• What you should do: Copy out every line in which the string "color" occurs.

--- start Data extract ---

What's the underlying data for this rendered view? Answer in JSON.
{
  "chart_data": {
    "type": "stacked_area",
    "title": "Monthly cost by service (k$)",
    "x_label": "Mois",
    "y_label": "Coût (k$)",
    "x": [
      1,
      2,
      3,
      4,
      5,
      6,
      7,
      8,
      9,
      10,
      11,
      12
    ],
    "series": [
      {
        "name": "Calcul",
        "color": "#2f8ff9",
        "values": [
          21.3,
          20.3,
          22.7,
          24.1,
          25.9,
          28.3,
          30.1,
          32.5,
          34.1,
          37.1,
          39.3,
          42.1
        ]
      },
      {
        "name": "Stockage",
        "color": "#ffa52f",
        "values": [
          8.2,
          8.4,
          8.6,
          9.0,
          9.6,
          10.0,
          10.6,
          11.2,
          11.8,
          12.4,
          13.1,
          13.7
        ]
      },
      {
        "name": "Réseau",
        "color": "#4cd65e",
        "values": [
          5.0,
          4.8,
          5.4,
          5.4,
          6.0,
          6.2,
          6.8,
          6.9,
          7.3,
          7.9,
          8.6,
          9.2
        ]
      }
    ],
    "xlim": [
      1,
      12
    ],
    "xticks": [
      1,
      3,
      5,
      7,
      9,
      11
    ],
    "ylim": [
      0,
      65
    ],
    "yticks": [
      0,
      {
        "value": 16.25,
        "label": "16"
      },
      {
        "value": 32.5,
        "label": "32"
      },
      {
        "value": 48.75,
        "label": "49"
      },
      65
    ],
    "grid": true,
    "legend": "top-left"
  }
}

--- end Data extract ---

• Output of the exercise:
        "color": "#2f8ff9",
        "color": "#ffa52f",
        "color": "#4cd65e",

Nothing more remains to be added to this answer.